> **Data shown**:
## START

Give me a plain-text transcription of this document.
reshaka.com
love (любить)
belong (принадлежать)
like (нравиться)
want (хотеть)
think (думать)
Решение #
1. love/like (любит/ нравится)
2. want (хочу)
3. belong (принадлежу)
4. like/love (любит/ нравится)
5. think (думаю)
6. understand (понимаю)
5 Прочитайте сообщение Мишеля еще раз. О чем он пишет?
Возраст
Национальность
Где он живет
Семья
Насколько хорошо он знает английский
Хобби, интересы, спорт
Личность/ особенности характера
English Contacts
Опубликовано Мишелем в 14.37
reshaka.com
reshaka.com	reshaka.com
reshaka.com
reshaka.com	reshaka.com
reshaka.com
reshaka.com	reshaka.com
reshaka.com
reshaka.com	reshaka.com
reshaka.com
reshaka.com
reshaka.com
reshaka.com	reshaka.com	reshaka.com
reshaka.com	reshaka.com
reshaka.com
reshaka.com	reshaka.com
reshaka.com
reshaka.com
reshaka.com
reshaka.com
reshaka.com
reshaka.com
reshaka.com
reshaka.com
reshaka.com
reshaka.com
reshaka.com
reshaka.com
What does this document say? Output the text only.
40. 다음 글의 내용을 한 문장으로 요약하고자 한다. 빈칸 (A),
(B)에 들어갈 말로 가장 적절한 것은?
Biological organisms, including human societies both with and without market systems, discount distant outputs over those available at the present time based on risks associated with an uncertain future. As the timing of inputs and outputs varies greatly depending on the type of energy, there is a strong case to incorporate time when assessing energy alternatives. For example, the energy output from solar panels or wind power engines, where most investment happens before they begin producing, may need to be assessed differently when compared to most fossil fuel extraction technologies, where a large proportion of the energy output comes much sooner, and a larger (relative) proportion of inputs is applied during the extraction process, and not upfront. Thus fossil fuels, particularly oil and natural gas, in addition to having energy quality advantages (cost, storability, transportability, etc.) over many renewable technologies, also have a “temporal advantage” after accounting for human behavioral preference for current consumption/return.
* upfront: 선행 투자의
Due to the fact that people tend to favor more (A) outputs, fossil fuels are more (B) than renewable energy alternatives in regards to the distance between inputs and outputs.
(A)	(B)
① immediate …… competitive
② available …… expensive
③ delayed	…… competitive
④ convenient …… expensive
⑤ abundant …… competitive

## END

Check each line of the data above for the string "expensive", then report how many lines have it, with no other words.

2